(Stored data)
┄┄┄┄┄┄┄┄┄┄┄┄┄┄┄┄┄┄┄┄

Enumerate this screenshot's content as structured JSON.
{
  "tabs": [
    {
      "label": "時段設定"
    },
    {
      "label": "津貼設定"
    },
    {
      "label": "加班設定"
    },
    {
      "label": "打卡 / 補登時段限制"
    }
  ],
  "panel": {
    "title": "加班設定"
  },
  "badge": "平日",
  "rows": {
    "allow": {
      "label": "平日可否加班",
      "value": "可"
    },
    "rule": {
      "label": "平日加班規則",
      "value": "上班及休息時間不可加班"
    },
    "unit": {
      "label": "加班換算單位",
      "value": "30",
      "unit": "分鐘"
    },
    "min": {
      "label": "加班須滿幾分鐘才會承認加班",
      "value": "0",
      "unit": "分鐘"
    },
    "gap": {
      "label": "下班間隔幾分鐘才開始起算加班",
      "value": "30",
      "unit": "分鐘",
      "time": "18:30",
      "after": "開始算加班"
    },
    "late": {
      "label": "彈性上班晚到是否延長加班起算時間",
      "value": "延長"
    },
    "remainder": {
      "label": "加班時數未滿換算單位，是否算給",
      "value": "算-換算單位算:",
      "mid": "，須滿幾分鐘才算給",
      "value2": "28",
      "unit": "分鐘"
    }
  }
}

┄┄┄┄┄┄┄┄┄┄┄┄┄┄┄┄┄┄┄┄

◆ **YOUR GOAL**
Write out every entry exactly as given.

◆ **RESULT**
Enumerate this screenshot's content as structured JSON.
{
  "tabs": [
    {
      "label": "時段設定"
    },
    {
      "label": "津貼設定"
    },
    {
      "label": "加班設定"
    },
    {
      "label": "打卡 / 補登時段限制"
    }
  ],
  "panel": {
    "title": "加班設定"
  },
  "badge": "平日",
  "rows": {
    "allow": {
      "label": "平日可否加班",
      "value": "可"
    },
    "rule": {
      "label": "平日加班規則",
      "value": "上班及休息時間不可加班"
    },
    "unit": {
      "label": "加班換算單位",
      "value": "30",
      "unit": "分鐘"
    },
    "min": {
      "label": "加班須滿幾分鐘才會承認加班",
      "value": "0",
      "unit": "分鐘"
    },
    "gap": {
      "label": "下班間隔幾分鐘才開始起算加班",
      "value": "30",
      "unit": "分鐘",
      "time": "18:30",
      "after": "開始算加班"
    },
    "late": {
      "label": "彈性上班晚到是否延長加班起算時間",
      "value": "延長"
    },
    "remainder": {
      "label": "加班時數未滿換算單位，是否算給",
      "value": "算-換算單位算:",
      "mid": "，須滿幾分鐘才算給",
      "value2": "28",
      "unit": "分鐘"
    }
  }
}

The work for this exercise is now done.